Reproduce the records below in full and without edits, omitting images.

Dataset records:
+ + + +
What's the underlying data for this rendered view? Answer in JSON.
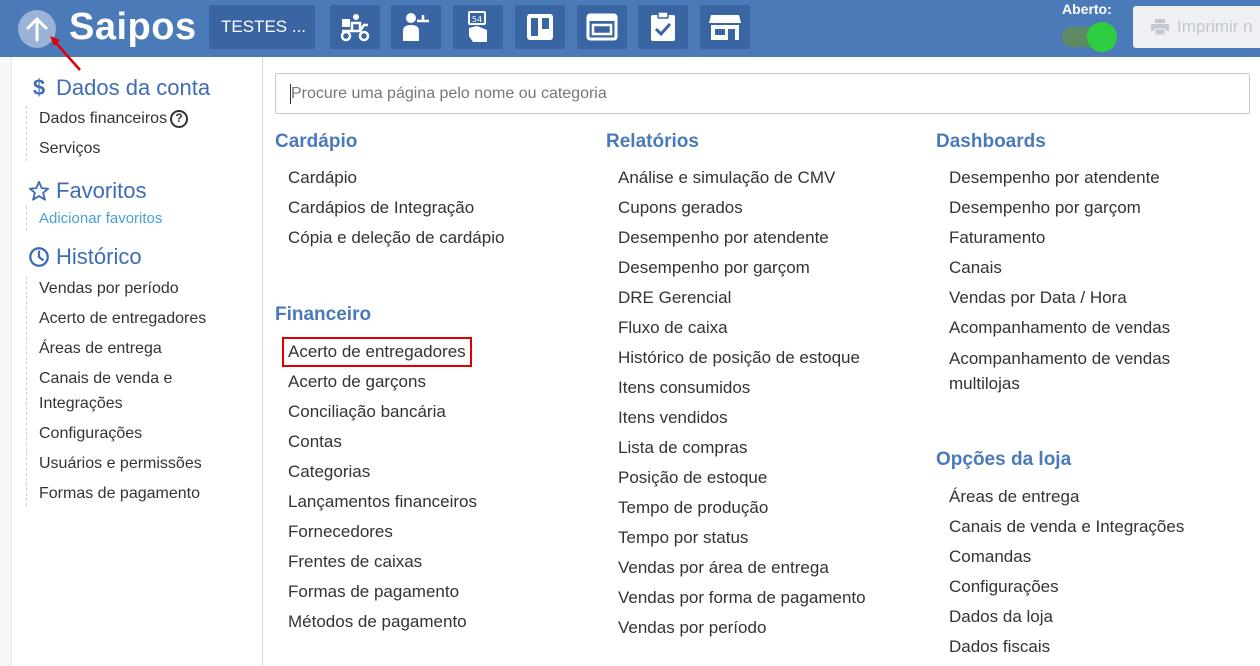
{
  "header": {
    "brand": "Saipos",
    "store_label": "TESTES ...",
    "status_label": "Aberto:",
    "print_label": "Imprimir n",
    "nav_icons": [
      "delivery-icon",
      "waiter-icon",
      "table-54-icon",
      "kanban-icon",
      "window-icon",
      "checklist-icon",
      "store-icon"
    ]
  },
  "sidebar": {
    "account": {
      "title": "Dados da conta",
      "items": [
        "Dados financeiros",
        "Serviços"
      ]
    },
    "favorites": {
      "title": "Favoritos",
      "add_link": "Adicionar favoritos"
    },
    "history": {
      "title": "Histórico",
      "items": [
        "Vendas por período",
        "Acerto de entregadores",
        "Áreas de entrega",
        "Canais de venda e Integrações",
        "Configurações",
        "Usuários e permissões",
        "Formas de pagamento"
      ]
    }
  },
  "search": {
    "placeholder": "Procure uma página pelo nome ou categoria"
  },
  "sections": {
    "cardapio": {
      "title": "Cardápio",
      "items": [
        "Cardápio",
        "Cardápios de Integração",
        "Cópia e deleção de cardápio"
      ]
    },
    "financeiro": {
      "title": "Financeiro",
      "items": [
        "Acerto de entregadores",
        "Acerto de garçons",
        "Conciliação bancária",
        "Contas",
        "Categorias",
        "Lançamentos financeiros",
        "Fornecedores",
        "Frentes de caixas",
        "Formas de pagamento",
        "Métodos de pagamento"
      ]
    },
    "relatorios": {
      "title": "Relatórios",
      "items": [
        "Análise e simulação de CMV",
        "Cupons gerados",
        "Desempenho por atendente",
        "Desempenho por garçom",
        "DRE Gerencial",
        "Fluxo de caixa",
        "Histórico de posição de estoque",
        "Itens consumidos",
        "Itens vendidos",
        "Lista de compras",
        "Posição de estoque",
        "Tempo de produção",
        "Tempo por status",
        "Vendas por área de entrega",
        "Vendas por forma de pagamento",
        "Vendas por período"
      ]
    },
    "dashboards": {
      "title": "Dashboards",
      "items": [
        "Desempenho por atendente",
        "Desempenho por garçom",
        "Faturamento",
        "Canais",
        "Vendas por Data / Hora",
        "Acompanhamento de vendas",
        "Acompanhamento de vendas multilojas"
      ]
    },
    "opcoes": {
      "title": "Opções da loja",
      "items": [
        "Áreas de entrega",
        "Canais de venda e Integrações",
        "Comandas",
        "Configurações",
        "Dados da loja",
        "Dados fiscais"
      ]
    }
  },
  "colors": {
    "header_bg": "#4a7ab8",
    "accent": "#3d6db4",
    "highlight_border": "#e00000",
    "toggle_on": "#2ecc40"
  }
}
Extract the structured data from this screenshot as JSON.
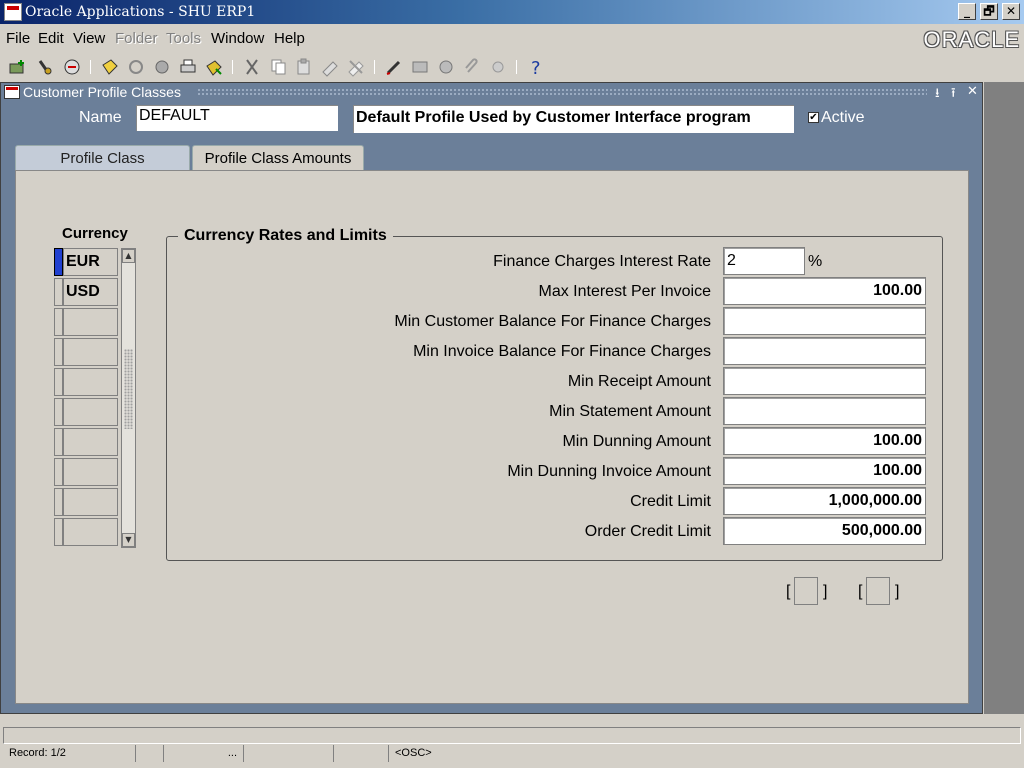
+ + + +
→ **EXERCISE RESPONSE**:
What's the underlying data for this rendered view? Answer in JSON.
{
  "header": {
    "brand": "Saipos",
    "store_label": "TESTES ...",
    "status_label": "Aberto:",
    "print_label": "Imprimir n",
    "nav_icons": [
      "delivery-icon",
      "waiter-icon",
      "table-54-icon",
      "kanban-icon",
      "window-icon",
      "checklist-icon",
      "store-icon"
    ]
  },
  "sidebar": {
    "account": {
      "title": "Dados da conta",
      "items": [
        "Dados financeiros",
        "Serviços"
      ]
    },
    "favorites": {
      "title": "Favoritos",
      "add_link": "Adicionar favoritos"
    },
    "history": {
      "title": "Histórico",
      "items": [
        "Vendas por período",
        "Acerto de entregadores",
        "Áreas de entrega",
        "Canais de venda e Integrações",
        "Configurações",
        "Usuários e permissões",
        "Formas de pagamento"
      ]
    }
  },
  "search": {
    "placeholder": "Procure uma página pelo nome ou categoria"
  },
  "sections": {
    "cardapio": {
      "title": "Cardápio",
      "items": [
        "Cardápio",
        "Cardápios de Integração",
        "Cópia e deleção de cardápio"
      ]
    },
    "financeiro": {
      "title": "Financeiro",
      "items": [
        "Acerto de entregadores",
        "Acerto de garçons",
        "Conciliação bancária",
        "Contas",
        "Categorias",
        "Lançamentos financeiros",
        "Fornecedores",
        "Frentes de caixas",
        "Formas de pagamento",
        "Métodos de pagamento"
      ]
    },
    "relatorios": {
      "title": "Relatórios",
      "items": [
        "Análise e simulação de CMV",
        "Cupons gerados",
        "Desempenho por atendente",
        "Desempenho por garçom",
        "DRE Gerencial",
        "Fluxo de caixa",
        "Histórico de posição de estoque",
        "Itens consumidos",
        "Itens vendidos",
        "Lista de compras",
        "Posição de estoque",
        "Tempo de produção",
        "Tempo por status",
        "Vendas por área de entrega",
        "Vendas por forma de pagamento",
        "Vendas por período"
      ]
    },
    "dashboards": {
      "title": "Dashboards",
      "items": [
        "Desempenho por atendente",
        "Desempenho por garçom",
        "Faturamento",
        "Canais",
        "Vendas por Data / Hora",
        "Acompanhamento de vendas",
        "Acompanhamento de vendas multilojas"
      ]
    },
    "opcoes": {
      "title": "Opções da loja",
      "items": [
        "Áreas de entrega",
        "Canais de venda e Integrações",
        "Comandas",
        "Configurações",
        "Dados da loja",
        "Dados fiscais"
      ]
    }
  },
  "colors": {
    "header_bg": "#4a7ab8",
    "accent": "#3d6db4",
    "highlight_border": "#e00000",
    "toggle_on": "#2ecc40"
  }
}
Extract the structured data from this screenshot as JSON.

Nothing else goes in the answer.